Do this » Show every line of the records below that contains the word "transaksi".

##### Data records #####

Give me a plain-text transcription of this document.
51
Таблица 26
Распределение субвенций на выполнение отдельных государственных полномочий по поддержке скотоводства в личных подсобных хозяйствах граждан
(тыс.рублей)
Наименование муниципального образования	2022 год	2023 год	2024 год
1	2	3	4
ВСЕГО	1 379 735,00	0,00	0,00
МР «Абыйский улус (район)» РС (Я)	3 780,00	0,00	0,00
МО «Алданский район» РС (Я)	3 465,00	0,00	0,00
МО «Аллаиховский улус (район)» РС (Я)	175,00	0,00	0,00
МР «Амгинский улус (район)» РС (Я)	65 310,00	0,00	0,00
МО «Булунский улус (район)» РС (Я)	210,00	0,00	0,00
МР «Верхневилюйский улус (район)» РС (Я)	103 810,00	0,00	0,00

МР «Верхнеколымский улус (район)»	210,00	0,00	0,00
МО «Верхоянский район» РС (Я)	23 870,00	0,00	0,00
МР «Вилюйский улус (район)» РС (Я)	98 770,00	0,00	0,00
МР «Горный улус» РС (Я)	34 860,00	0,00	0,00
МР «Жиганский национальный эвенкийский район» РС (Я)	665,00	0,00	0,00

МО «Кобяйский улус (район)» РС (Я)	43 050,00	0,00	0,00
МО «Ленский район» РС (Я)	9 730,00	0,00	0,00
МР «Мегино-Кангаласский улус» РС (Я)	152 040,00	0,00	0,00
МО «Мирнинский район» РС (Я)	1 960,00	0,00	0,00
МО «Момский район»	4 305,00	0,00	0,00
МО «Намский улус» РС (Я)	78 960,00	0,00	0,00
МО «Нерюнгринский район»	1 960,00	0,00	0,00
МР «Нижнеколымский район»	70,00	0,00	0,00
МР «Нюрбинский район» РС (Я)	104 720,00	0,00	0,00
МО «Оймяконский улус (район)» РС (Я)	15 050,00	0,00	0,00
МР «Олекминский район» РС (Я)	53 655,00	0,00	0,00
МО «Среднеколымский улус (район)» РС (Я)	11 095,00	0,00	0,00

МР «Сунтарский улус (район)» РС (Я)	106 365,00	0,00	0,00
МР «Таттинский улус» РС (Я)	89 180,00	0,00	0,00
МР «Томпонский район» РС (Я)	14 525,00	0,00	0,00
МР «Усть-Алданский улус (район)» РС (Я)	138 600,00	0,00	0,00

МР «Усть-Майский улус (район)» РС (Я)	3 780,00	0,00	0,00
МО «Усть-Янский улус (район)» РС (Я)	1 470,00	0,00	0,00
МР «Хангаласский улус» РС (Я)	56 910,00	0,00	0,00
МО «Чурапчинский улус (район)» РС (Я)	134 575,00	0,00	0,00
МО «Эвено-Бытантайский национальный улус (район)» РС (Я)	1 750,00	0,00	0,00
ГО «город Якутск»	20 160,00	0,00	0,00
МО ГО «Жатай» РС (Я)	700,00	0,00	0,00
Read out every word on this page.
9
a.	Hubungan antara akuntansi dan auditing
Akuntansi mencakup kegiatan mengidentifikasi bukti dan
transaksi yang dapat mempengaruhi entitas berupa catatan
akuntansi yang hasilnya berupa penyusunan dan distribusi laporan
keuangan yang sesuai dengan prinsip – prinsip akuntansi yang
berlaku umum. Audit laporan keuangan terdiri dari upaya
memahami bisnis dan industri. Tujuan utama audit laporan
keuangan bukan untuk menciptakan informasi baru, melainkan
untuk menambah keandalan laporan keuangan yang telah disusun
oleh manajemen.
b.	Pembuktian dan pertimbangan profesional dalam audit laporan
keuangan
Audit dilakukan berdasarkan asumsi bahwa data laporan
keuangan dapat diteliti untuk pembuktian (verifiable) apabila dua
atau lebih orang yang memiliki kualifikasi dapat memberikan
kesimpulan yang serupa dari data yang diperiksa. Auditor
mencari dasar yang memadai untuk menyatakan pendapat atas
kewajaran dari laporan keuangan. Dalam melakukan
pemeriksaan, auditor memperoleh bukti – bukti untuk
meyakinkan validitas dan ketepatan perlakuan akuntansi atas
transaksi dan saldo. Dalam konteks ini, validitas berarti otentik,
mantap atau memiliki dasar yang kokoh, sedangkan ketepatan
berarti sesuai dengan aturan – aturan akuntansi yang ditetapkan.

#####

Written answer »
transaksi yang dapat mempengaruhi entitas berupa catatan
transaksi dan saldo. Dalam konteks ini, validitas berarti otentik,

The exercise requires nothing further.